Wherever the string "color" appears, copy the whole line.

(Entries from a dataset)
## Start

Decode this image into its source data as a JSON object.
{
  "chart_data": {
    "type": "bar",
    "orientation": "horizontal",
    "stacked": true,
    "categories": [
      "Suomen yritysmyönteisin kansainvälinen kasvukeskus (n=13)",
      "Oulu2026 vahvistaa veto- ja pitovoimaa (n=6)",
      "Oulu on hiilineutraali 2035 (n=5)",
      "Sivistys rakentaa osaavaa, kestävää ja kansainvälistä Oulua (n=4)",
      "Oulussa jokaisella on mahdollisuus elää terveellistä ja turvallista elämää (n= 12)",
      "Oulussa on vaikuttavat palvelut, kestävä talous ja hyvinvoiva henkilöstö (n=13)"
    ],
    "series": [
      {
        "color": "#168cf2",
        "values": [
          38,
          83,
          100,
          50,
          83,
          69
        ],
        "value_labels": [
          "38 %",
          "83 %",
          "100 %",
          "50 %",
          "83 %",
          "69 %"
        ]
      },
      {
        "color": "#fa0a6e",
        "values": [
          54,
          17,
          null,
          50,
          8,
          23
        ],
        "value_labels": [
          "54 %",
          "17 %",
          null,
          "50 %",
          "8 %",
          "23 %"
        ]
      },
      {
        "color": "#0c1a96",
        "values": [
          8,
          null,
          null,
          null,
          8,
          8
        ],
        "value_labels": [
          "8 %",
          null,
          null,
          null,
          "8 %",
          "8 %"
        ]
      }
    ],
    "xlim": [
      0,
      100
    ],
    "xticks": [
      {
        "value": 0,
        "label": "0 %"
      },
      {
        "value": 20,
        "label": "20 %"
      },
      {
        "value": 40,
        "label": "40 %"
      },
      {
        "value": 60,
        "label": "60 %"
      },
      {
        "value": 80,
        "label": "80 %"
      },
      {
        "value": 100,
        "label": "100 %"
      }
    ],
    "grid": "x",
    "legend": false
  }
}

## End

**The result:**
        "color": "#168cf2",
        "color": "#fa0a6e",
        "color": "#0c1a96",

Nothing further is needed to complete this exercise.